Trecho do documento

Nos artigos anteriores sobre o tema, conversamos um pouco sobre a importância da liberdade criativa e sobre os primeiros traçados infantis — a famosa garatuja — com foco no tipo desordenado. Agora, seguimos nessa jornada fascinante pelo universo do desenho infantil, explorando mais um pouco esse início da expressão gráfica e dando um passo à frente: uma introdução à fase seguinte, que geralmente ocorre entre os 3 e 5 anos de idade.
Antes de tudo, vale reforçar: as fases do desenvolvimento servem apenas como guia geral. Cada criança é única, e seus contextos, experiências e ritmos são igualmente importantes nesse processo. O desenvolvimento infantil não é uma linha reta — é mais como uma dança cheia de voltas e descobertas.
Da Garatuja Desordenada à Percepção de Intencionalidade
Depois de experimentar traços livres, desordenados, e muitas vezes marcados pela imprecisão dos primeiros movimentos, a criança — geralmente entre os 2 e 3 anos — começa a perceber algo mágico: aquilo que ela movimenta com a mão aparece no papel. Essa descoberta é um marco no desenvolvimento visomotor, onde os olhos passam a coordenar melhor os movimentos das mãos.
Essa fase é repleta de experimentações. A criança amplia o uso das cores (principalmente as primárias), intensifica a força dos traços, e começa a explorar mais conscientemente o espaço da folha. Ainda não existe uma intenção representativa clara, mas a criança, por iniciativa própria, começa a nomear o que desenhou — depois de pronto, e de acordo com o que sente ou imagina naquele momento.
Retas, Espirais e… a Cruz!
Duas formas gráficas tornam-se recorrentes: espirais e retas. As retas, em especial, ganham organização — ora verticais, ora horizontais — e começam a se cruzar, formando o que reconhecemos como uma cruz. E por que isso é tão especial?
A cruz é um símbolo do equilíbrio corporal conquistado, do controle motor mais refinado e da postura ereta mais firme. É como se a criança, por meio do desenho, estivesse dizendo: “Olha, eu estou de pé, e minhas mãos estão livres para explorar o mundo!” A partir dessas pistas visuais, podemos inclusive identificar saltos de desenvolvimento.
Por exemplo, se notamos que os traços antes soltos agora se cruzam, e isso coincide com mudanças no comportamento (como sono mais tranquilo, ou novas habilidades surgindo), é possível que esse seja um indício de amadurecimento neuropsicomotor.

Conjunto de exercícios
a) Responda com base no texto sobre o desenho infantil, uma resposta por linha, marcada como a pergunta:
(i) Entre quais idades costuma ocorrer a fase seguinte que o texto introduz?
(ii) Que cores a criança passa a usar mais, segundo o texto?
(iii) Quais duas formas gráficas se tornam recorrentes?
b) Como ficaria em forma de lista o parágrafo do texto sobre o desenho infantil que começa com "Essa fase é repleta de experimentações", mantendo seus fatos principais?
c) Prossiga o texto sobre o desenho infantil a partir da última frase apresentada.

Registros fornecidos
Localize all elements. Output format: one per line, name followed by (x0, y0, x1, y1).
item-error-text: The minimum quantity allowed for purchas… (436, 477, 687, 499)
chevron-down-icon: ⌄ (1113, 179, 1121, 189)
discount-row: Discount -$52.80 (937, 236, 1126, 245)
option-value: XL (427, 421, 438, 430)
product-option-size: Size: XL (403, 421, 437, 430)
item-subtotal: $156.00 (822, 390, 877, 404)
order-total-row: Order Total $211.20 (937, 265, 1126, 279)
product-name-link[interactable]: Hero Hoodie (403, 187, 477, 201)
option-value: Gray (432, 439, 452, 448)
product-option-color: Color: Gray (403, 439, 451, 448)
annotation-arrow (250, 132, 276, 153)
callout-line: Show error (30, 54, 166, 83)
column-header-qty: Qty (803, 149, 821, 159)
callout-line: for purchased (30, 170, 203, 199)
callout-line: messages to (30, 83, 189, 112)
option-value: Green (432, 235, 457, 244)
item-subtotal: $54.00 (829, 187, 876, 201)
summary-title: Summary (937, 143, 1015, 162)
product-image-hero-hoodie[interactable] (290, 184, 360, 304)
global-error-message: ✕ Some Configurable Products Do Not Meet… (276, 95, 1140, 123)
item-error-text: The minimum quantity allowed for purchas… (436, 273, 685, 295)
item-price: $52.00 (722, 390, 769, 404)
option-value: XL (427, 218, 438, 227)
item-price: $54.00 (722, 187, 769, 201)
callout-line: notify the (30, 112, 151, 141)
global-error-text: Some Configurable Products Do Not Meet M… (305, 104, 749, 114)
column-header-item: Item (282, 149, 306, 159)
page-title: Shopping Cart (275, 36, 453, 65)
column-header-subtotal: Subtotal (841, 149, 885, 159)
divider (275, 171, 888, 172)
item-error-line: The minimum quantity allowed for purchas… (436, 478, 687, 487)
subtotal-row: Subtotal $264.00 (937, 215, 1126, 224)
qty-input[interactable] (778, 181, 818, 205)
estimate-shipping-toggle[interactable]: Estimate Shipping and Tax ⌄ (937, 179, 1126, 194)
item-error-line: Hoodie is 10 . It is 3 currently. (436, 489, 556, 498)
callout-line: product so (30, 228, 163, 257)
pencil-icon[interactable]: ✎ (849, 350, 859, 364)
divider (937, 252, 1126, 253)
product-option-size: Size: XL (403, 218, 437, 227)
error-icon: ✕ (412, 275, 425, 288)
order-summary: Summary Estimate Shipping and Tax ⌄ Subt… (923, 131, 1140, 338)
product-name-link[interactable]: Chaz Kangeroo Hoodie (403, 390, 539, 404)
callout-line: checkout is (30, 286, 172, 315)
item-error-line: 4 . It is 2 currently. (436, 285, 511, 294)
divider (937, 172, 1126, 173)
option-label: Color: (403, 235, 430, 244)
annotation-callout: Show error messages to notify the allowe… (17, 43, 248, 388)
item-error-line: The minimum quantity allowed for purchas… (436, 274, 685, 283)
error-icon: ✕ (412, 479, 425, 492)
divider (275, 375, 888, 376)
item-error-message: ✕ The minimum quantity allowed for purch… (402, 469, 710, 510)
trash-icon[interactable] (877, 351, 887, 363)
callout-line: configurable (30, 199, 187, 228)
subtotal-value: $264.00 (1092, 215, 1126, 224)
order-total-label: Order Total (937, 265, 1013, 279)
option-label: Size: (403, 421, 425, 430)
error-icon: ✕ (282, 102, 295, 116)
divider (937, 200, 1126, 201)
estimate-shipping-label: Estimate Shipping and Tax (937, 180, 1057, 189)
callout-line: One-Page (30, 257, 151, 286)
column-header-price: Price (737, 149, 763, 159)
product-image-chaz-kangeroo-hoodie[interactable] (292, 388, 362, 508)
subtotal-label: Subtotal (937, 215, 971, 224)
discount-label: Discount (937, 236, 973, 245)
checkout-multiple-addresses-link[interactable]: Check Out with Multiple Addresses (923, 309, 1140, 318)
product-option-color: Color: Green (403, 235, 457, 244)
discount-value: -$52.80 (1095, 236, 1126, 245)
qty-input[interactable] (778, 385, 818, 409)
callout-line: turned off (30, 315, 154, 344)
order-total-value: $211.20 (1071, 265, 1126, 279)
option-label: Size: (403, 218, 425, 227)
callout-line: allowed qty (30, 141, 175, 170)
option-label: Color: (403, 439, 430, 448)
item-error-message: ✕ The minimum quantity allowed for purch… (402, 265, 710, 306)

Respostas por tarefa
a)
(i) Entre os 3 e 5 anos de idade.
(ii) Principalmente as cores primárias.
(iii) Espirais e retas.

b)
- A fase é repleta de experimentações.
- A criança amplia o uso das cores, principalmente as primárias.
- Intensifica a força dos traços.
- Começa a explorar mais conscientemente o espaço da folha.
- Ainda não há intenção representativa clara.
- Por iniciativa própria, nomeia o que desenhou depois de pronto, conforme o que sente ou imagina no momento.

c)
Do Espiral ao Círculo: Um Novo Universo
As espirais, por sua vez, evoluem. Com o tempo, elas dão lugar à forma mais simbólica do desenho infantil: o círculo. E ele chega por volta dos 3 anos.
Aqui é onde começa a verdadeira magia. A união de círculos com pontos ou cruzes dentro deles representa uma das conquistas mais lindas do desenvolvimento simbólico: a percepção do EU. A criança já não se vê mais totalmente fundida ao mundo. Ela começa a se reconhecer como alguém separado — e isso é imenso! É o início de uma consciência mais estruturada de si mesma.
Mas atenção: incentivar a criança a “pular etapas”, antecipando falas ou traçados que ainda não fazem sentido para ela, pode acabar empobrecendo essa construção simbólica. O desenho sempre revela o que foi genuinamente conquistado.
Chegamos à Garatuja Nomeada
E então, entramos na fase da garatuja nomeada. Aqui os traços ganham mais organização no papel, e os primeiros esquemas da forma humana começam a aparecer. A criança agora anuncia o que vai desenhar e verbaliza com orgulho o que cada forma representa. É o início de um desenho com intenção — ainda simples, mas cheio de significado.
No próximo artigo sobre desenvolvimento do desenho infantil, vamos aprofundar essa fase e observar como o desenho humano começa a ganhar contornos mais definidos.
Até lá, e que possamos continuar encantados com o que o traço infantil tem a nos contar.